[GIVEN TASK]:
Extract from the listing each line in which the word "bond" appears.

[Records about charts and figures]
════════

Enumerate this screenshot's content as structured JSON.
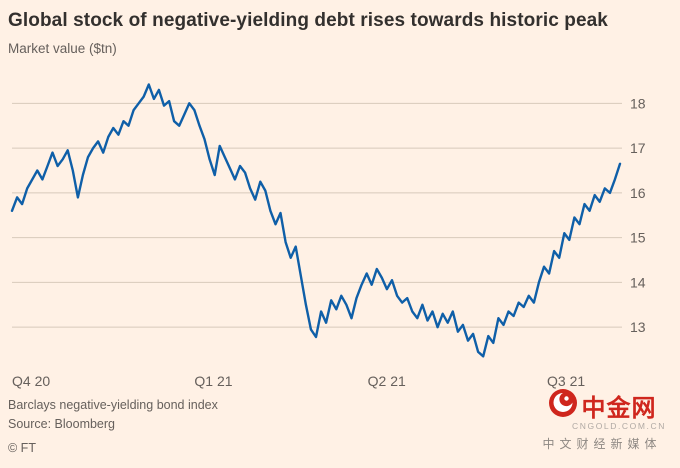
{
  "header": {
    "title": "Global stock of negative-yielding debt rises towards historic peak",
    "subtitle": "Market value ($tn)"
  },
  "footer": {
    "note": "Barclays negative-yielding bond index",
    "source": "Source: Bloomberg",
    "copyright": "© FT"
  },
  "watermark": {
    "name_cn": "中金网",
    "domain": "CNGOLD.COM.CN",
    "tagline": "中文财经新媒体"
  },
  "colors": {
    "background": "#fff1e5",
    "line": "#0f5fa8",
    "grid": "#d8cabb",
    "axis_text": "#66605c",
    "title_text": "#33302e",
    "watermark_red": "#cf261d"
  },
  "chart_data": {
    "type": "line",
    "title": "Global stock of negative-yielding debt rises towards historic peak",
    "ylabel": "Market value ($tn)",
    "xlabel": "",
    "grid": "horizontal only",
    "legend": "none",
    "y_axis_side": "right",
    "yticks": [
      13,
      14,
      15,
      16,
      17,
      18
    ],
    "ylim": [
      12.2,
      18.7
    ],
    "x_axis": {
      "labels": [
        "Q4 20",
        "Q1 21",
        "Q2 21",
        "Q3 21"
      ],
      "fractions": [
        0.0,
        0.3,
        0.585,
        0.88
      ]
    },
    "series": [
      {
        "name": "Barclays negative-yielding bond index",
        "values": [
          15.6,
          15.9,
          15.75,
          16.1,
          16.3,
          16.5,
          16.3,
          16.6,
          16.9,
          16.6,
          16.75,
          16.95,
          16.5,
          15.9,
          16.4,
          16.8,
          17.0,
          17.15,
          16.9,
          17.25,
          17.45,
          17.3,
          17.6,
          17.5,
          17.85,
          18.0,
          18.15,
          18.42,
          18.1,
          18.3,
          17.95,
          18.05,
          17.6,
          17.5,
          17.75,
          18.0,
          17.85,
          17.5,
          17.2,
          16.75,
          16.4,
          17.05,
          16.8,
          16.55,
          16.3,
          16.6,
          16.45,
          16.1,
          15.85,
          16.25,
          16.05,
          15.6,
          15.3,
          15.55,
          14.9,
          14.55,
          14.8,
          14.15,
          13.5,
          12.95,
          12.78,
          13.35,
          13.1,
          13.6,
          13.4,
          13.7,
          13.5,
          13.2,
          13.65,
          13.95,
          14.2,
          13.95,
          14.3,
          14.1,
          13.85,
          14.05,
          13.7,
          13.55,
          13.65,
          13.35,
          13.2,
          13.5,
          13.15,
          13.35,
          13.0,
          13.3,
          13.1,
          13.35,
          12.9,
          13.05,
          12.7,
          12.85,
          12.45,
          12.35,
          12.8,
          12.65,
          13.2,
          13.05,
          13.35,
          13.25,
          13.55,
          13.45,
          13.7,
          13.55,
          14.0,
          14.35,
          14.2,
          14.7,
          14.55,
          15.1,
          14.95,
          15.45,
          15.3,
          15.75,
          15.6,
          15.95,
          15.8,
          16.1,
          16.0,
          16.3,
          16.65
        ]
      }
    ]
  }
}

════════

[THE COMPLETED TASK]:
    "note": "Barclays negative-yielding bond index",
        "name": "Barclays negative-yielding bond index",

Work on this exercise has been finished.